- **Dataset records**:
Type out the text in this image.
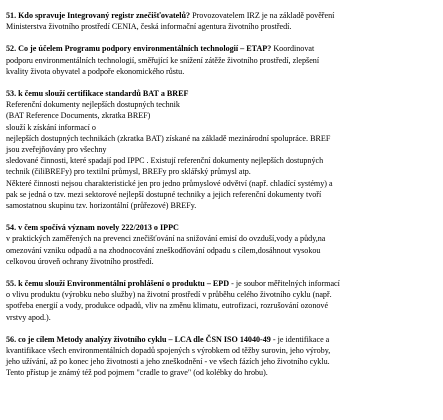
51. Kdo spravuje Integrovaný registr znečišťovatelů? Provozovatelem IRZ je na základě pověření
Ministerstva životního prostředí CENIA, česká informační agentura životního prostředí.

52. Co je účelem Programu podpory environmentálních technologií – ETAP? Koordinovat
podporu environmentálních technologií, směřující ke snížení zátěže životního prostředí, zlepšení
kvality života obyvatel a podpoře ekonomického růstu.

53. k čemu slouží certifikace standardů BAT a BREF
Referenční dokumenty nejlepších dostupných technik
(BAT Reference Documents, zkratka BREF)
slouží k získání informací o
nejlepších dostupných technikách (zkratka BAT) získané na základě mezinárodní spolupráce. BREF
jsou zveřejňovány pro všechny
sledované činnosti, které spadají pod IPPC . Existují referenční dokumenty nejlepších dostupných
technik (čiliBREFy) pro textilní průmysl, BREFy pro sklářský průmysl atp.
Některé činnosti nejsou charakteristické jen pro jedno průmyslové odvětví (např. chladící systémy) a
pak se jedná o tzv. mezi sektorové nejlepší dostupné techniky a jejich referenční dokumenty tvoří
samostatnou skupinu tzv. horizontální (průřezové) BREFy.

54. v čem spočívá význam novely 222/2013 o IPPC
v praktických zaměřených na prevenci znečišťování na snižování emisí do ovzduší,vody a půdy,na
omezování vzniku odpadů a na zhodnocování zneškodňování odpadu s cílem,dosáhnout vysokou
celkovou úroveň ochrany životního prostředí.

55. k čemu slouží Environmentální prohlášení o produktu – EPD - je soubor měřitelných informací
o vlivu produktu (výrobku nebo služby) na životní prostředí v průběhu celého životního cyklu (např.
spotřeba energií a vody, produkce odpadů, vliv na změnu klimatu, eutrofizaci, rozrušování ozonové
vrstvy apod.).

56. co je cílem Metody analýzy životního cyklu – LCA dle ČSN ISO 14040-49 - je identifikace a
kvantifikace všech environmentálních dopadů spojených s výrobkem od těžby surovin, jeho výroby,
jeho užívání, až po konec jeho životnosti a jeho zneškodnění - ve všech fázích jeho životního cyklu.
Tento přístup je známý též pod pojmem "cradle to grave" (od kolébky do hrobu).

- **What is being asked**: Your task is to reproduce all of the material exactly. The pictures stay out.

- **Written answer**:
Type out the text in this image.
51. Kdo spravuje Integrovaný registr znečišťovatelů? Provozovatelem IRZ je na základě pověření
Ministerstva životního prostředí CENIA, česká informační agentura životního prostředí.

52. Co je účelem Programu podpory environmentálních technologií – ETAP? Koordinovat
podporu environmentálních technologií, směřující ke snížení zátěže životního prostředí, zlepšení
kvality života obyvatel a podpoře ekonomického růstu.

53. k čemu slouží certifikace standardů BAT a BREF
Referenční dokumenty nejlepších dostupných technik
(BAT Reference Documents, zkratka BREF)
slouží k získání informací o
nejlepších dostupných technikách (zkratka BAT) získané na základě mezinárodní spolupráce. BREF
jsou zveřejňovány pro všechny
sledované činnosti, které spadají pod IPPC . Existují referenční dokumenty nejlepších dostupných
technik (čiliBREFy) pro textilní průmysl, BREFy pro sklářský průmysl atp.
Některé činnosti nejsou charakteristické jen pro jedno průmyslové odvětví (např. chladící systémy) a
pak se jedná o tzv. mezi sektorové nejlepší dostupné techniky a jejich referenční dokumenty tvoří
samostatnou skupinu tzv. horizontální (průřezové) BREFy.

54. v čem spočívá význam novely 222/2013 o IPPC
v praktických zaměřených na prevenci znečišťování na snižování emisí do ovzduší,vody a půdy,na
omezování vzniku odpadů a na zhodnocování zneškodňování odpadu s cílem,dosáhnout vysokou
celkovou úroveň ochrany životního prostředí.

55. k čemu slouží Environmentální prohlášení o produktu – EPD - je soubor měřitelných informací
o vlivu produktu (výrobku nebo služby) na životní prostředí v průběhu celého životního cyklu (např.
spotřeba energií a vody, produkce odpadů, vliv na změnu klimatu, eutrofizaci, rozrušování ozonové
vrstvy apod.).

56. co je cílem Metody analýzy životního cyklu – LCA dle ČSN ISO 14040-49 - je identifikace a
kvantifikace všech environmentálních dopadů spojených s výrobkem od těžby surovin, jeho výroby,
jeho užívání, až po konec jeho životnosti a jeho zneškodnění - ve všech fázích jeho životního cyklu.
Tento přístup je známý též pod pojmem "cradle to grave" (od kolébky do hrobu).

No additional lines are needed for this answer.